### Data items
——————
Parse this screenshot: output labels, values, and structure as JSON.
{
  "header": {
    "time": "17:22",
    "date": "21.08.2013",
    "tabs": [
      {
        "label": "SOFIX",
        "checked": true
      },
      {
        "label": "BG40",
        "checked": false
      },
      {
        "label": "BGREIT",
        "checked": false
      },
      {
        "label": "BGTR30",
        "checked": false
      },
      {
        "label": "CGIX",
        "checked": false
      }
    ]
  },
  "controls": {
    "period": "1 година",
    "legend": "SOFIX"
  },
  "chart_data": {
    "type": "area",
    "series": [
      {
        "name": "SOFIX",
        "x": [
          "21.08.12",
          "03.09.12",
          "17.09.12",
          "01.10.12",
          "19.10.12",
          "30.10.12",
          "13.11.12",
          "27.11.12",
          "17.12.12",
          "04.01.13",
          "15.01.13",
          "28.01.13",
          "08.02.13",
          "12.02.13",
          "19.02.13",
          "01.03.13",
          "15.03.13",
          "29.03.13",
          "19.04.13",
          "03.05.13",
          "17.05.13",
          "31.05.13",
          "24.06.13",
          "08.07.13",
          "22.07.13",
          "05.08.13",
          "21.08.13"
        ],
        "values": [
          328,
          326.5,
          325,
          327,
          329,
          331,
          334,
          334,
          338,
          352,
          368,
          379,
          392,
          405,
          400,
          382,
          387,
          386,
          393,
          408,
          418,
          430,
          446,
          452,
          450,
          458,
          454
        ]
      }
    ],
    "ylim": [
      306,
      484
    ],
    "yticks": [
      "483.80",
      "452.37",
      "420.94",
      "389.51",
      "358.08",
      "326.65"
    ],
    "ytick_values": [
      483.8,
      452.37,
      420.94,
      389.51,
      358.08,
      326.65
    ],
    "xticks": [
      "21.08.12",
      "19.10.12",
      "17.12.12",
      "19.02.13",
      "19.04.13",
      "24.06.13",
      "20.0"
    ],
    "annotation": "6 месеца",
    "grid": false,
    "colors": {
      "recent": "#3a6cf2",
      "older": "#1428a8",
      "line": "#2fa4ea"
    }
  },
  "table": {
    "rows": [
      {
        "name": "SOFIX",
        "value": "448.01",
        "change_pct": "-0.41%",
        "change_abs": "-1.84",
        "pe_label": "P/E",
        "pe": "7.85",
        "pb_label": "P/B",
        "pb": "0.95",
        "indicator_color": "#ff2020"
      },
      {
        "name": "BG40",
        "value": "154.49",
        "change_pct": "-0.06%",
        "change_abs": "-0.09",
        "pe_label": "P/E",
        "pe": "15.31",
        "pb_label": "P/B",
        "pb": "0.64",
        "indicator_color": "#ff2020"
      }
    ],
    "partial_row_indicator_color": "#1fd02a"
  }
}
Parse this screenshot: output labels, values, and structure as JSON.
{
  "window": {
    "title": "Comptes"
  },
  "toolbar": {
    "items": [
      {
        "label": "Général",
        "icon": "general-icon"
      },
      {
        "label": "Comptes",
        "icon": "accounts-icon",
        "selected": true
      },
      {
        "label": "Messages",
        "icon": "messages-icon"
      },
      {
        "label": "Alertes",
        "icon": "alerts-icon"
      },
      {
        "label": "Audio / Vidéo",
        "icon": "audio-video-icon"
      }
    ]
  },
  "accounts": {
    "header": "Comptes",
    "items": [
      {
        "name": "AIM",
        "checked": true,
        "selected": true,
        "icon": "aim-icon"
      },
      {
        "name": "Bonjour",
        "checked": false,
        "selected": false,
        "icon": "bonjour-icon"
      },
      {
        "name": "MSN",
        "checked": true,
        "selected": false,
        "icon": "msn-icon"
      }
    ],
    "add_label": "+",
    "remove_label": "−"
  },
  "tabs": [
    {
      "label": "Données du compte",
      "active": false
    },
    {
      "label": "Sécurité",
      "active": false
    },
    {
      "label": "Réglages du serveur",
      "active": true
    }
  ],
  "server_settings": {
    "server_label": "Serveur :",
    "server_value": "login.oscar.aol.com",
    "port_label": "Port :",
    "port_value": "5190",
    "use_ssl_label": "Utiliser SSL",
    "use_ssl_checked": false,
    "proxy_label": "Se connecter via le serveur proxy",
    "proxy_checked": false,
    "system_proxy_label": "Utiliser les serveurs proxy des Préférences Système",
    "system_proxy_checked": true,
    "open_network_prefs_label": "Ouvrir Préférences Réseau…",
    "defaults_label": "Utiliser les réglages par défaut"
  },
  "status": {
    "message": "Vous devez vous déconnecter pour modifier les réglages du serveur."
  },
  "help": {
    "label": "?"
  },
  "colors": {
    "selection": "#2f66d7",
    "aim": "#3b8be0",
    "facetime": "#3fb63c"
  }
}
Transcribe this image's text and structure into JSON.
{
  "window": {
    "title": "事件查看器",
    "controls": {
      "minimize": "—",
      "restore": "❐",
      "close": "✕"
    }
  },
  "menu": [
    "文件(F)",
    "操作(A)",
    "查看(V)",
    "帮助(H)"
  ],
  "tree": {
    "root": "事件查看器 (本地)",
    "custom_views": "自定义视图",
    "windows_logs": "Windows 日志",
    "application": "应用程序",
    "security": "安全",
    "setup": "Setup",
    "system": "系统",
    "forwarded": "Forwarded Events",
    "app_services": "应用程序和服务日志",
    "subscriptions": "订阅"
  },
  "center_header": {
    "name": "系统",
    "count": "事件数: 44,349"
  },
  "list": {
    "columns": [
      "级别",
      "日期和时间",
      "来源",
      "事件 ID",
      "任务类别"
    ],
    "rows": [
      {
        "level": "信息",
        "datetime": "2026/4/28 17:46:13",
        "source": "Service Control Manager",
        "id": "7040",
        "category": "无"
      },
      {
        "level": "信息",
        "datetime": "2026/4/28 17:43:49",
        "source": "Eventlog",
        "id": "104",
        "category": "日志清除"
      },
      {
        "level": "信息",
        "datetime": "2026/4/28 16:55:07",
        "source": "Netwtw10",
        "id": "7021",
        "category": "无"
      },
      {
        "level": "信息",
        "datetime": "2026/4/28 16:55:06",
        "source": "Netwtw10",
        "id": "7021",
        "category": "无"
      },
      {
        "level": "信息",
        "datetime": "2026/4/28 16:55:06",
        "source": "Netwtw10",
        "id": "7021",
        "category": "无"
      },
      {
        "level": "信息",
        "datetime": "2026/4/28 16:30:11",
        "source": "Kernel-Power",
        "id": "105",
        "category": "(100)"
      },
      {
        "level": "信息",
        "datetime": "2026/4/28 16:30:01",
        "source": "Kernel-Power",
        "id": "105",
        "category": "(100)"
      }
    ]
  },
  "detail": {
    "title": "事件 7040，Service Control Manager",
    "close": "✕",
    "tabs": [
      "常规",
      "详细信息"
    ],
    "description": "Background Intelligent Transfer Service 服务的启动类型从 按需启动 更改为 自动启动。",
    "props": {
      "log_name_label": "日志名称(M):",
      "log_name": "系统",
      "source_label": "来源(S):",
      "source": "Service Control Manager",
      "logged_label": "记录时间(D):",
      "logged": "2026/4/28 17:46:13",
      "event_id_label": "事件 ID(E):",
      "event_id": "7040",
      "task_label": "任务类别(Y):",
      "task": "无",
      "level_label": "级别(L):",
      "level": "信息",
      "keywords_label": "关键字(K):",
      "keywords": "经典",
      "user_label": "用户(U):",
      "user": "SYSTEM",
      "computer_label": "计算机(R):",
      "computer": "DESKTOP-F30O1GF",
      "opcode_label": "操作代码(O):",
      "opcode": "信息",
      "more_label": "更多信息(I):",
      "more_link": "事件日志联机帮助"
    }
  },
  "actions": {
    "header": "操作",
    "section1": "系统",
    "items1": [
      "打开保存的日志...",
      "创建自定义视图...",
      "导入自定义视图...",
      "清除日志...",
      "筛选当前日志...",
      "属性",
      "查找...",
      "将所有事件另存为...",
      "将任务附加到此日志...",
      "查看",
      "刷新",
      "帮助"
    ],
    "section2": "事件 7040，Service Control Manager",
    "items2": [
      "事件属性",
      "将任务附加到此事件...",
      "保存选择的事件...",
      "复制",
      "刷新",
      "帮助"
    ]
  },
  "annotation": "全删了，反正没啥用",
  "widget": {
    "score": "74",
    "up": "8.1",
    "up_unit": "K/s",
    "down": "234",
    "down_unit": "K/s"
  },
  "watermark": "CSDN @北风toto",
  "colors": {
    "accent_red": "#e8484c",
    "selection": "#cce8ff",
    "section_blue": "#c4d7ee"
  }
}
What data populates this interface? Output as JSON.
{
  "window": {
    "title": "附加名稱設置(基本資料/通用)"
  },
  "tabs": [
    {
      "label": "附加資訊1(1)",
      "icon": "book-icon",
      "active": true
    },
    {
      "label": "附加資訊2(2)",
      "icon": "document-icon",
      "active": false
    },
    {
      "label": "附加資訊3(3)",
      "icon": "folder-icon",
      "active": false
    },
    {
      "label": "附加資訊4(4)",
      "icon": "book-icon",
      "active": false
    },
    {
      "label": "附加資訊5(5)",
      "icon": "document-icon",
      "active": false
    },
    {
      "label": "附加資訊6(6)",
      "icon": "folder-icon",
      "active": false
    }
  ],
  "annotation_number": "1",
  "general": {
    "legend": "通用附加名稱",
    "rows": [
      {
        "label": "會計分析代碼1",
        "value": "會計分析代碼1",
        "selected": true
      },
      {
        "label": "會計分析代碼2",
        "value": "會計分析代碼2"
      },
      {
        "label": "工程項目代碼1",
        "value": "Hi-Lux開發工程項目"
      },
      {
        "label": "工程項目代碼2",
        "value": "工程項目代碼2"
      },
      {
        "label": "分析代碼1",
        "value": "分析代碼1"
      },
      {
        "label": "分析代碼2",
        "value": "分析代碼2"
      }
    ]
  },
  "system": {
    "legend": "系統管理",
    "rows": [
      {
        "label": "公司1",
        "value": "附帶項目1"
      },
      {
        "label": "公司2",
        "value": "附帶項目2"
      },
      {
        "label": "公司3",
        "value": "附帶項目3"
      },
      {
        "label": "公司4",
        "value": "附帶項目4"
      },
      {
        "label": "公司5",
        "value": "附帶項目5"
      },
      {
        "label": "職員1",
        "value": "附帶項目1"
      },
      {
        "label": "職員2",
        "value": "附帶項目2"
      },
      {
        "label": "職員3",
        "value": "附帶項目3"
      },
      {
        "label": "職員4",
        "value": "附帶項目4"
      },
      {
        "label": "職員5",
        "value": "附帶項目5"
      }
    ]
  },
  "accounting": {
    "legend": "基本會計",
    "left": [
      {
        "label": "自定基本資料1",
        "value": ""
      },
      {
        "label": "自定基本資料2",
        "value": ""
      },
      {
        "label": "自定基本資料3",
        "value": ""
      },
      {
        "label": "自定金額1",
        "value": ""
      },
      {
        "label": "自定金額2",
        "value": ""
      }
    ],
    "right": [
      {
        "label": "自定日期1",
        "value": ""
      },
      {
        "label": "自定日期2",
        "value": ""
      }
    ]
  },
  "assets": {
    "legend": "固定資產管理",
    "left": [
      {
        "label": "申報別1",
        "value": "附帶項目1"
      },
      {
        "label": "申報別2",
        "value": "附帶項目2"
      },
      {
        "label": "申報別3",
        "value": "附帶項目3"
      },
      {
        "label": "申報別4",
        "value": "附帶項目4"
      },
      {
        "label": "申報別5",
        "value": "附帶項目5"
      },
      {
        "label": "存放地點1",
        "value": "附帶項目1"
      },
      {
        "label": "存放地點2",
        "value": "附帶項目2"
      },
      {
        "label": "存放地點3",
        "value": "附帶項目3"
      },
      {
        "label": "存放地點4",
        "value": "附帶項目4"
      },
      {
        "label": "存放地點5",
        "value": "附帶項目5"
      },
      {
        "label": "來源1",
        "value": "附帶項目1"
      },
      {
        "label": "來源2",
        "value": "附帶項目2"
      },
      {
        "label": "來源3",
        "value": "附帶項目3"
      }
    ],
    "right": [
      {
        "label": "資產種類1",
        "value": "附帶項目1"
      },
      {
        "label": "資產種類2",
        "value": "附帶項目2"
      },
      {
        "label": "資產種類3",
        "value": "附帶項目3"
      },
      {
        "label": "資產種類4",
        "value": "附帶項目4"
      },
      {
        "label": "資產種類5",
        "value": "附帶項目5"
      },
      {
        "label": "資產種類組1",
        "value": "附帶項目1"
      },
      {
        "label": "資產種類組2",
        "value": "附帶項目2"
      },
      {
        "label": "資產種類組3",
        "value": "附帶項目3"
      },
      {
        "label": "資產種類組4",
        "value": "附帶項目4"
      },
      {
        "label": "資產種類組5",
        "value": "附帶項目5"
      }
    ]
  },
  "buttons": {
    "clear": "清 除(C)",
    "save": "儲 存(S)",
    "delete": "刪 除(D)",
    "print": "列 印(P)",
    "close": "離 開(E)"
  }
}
——————
### TO DO
Where a line in the entries holds "Comptes", copy that line.

### FINISHED EXERCISE
    "title": "Comptes"
        "label": "Comptes",
    "header": "Comptes",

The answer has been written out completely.